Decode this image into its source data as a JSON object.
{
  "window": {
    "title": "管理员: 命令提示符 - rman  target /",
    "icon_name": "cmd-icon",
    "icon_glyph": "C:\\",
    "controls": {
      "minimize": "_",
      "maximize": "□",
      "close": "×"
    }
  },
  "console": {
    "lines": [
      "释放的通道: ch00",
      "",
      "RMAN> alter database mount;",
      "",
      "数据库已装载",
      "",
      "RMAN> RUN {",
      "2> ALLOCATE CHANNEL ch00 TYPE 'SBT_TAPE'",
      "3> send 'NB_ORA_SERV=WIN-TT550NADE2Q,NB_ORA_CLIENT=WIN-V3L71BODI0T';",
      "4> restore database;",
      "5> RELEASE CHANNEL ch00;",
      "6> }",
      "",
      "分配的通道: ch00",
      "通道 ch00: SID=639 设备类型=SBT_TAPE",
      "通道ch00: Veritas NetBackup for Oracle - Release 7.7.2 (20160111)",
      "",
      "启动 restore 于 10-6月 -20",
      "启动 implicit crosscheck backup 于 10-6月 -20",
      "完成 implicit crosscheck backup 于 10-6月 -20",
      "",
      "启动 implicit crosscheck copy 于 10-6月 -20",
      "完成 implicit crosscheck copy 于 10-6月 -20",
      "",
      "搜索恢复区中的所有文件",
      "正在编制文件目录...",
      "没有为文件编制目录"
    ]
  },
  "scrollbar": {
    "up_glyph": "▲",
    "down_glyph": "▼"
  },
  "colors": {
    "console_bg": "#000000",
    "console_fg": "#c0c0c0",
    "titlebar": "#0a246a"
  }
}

━━━━━━━━━━━━━━━━━━━━━━━━━━━━━━

### [Short problem]
Return every entry verbatim.

### [Task solution]
Decode this image into its source data as a JSON object.
{
  "window": {
    "title": "管理员: 命令提示符 - rman  target /",
    "icon_name": "cmd-icon",
    "icon_glyph": "C:\\",
    "controls": {
      "minimize": "_",
      "maximize": "□",
      "close": "×"
    }
  },
  "console": {
    "lines": [
      "释放的通道: ch00",
      "",
      "RMAN> alter database mount;",
      "",
      "数据库已装载",
      "",
      "RMAN> RUN {",
      "2> ALLOCATE CHANNEL ch00 TYPE 'SBT_TAPE'",
      "3> send 'NB_ORA_SERV=WIN-TT550NADE2Q,NB_ORA_CLIENT=WIN-V3L71BODI0T';",
      "4> restore database;",
      "5> RELEASE CHANNEL ch00;",
      "6> }",
      "",
      "分配的通道: ch00",
      "通道 ch00: SID=639 设备类型=SBT_TAPE",
      "通道ch00: Veritas NetBackup for Oracle - Release 7.7.2 (20160111)",
      "",
      "启动 restore 于 10-6月 -20",
      "启动 implicit crosscheck backup 于 10-6月 -20",
      "完成 implicit crosscheck backup 于 10-6月 -20",
      "",
      "启动 implicit crosscheck copy 于 10-6月 -20",
      "完成 implicit crosscheck copy 于 10-6月 -20",
      "",
      "搜索恢复区中的所有文件",
      "正在编制文件目录...",
      "没有为文件编制目录"
    ]
  },
  "scrollbar": {
    "up_glyph": "▲",
    "down_glyph": "▼"
  },
  "colors": {
    "console_bg": "#000000",
    "console_fg": "#c0c0c0",
    "titlebar": "#0a246a"
  }
}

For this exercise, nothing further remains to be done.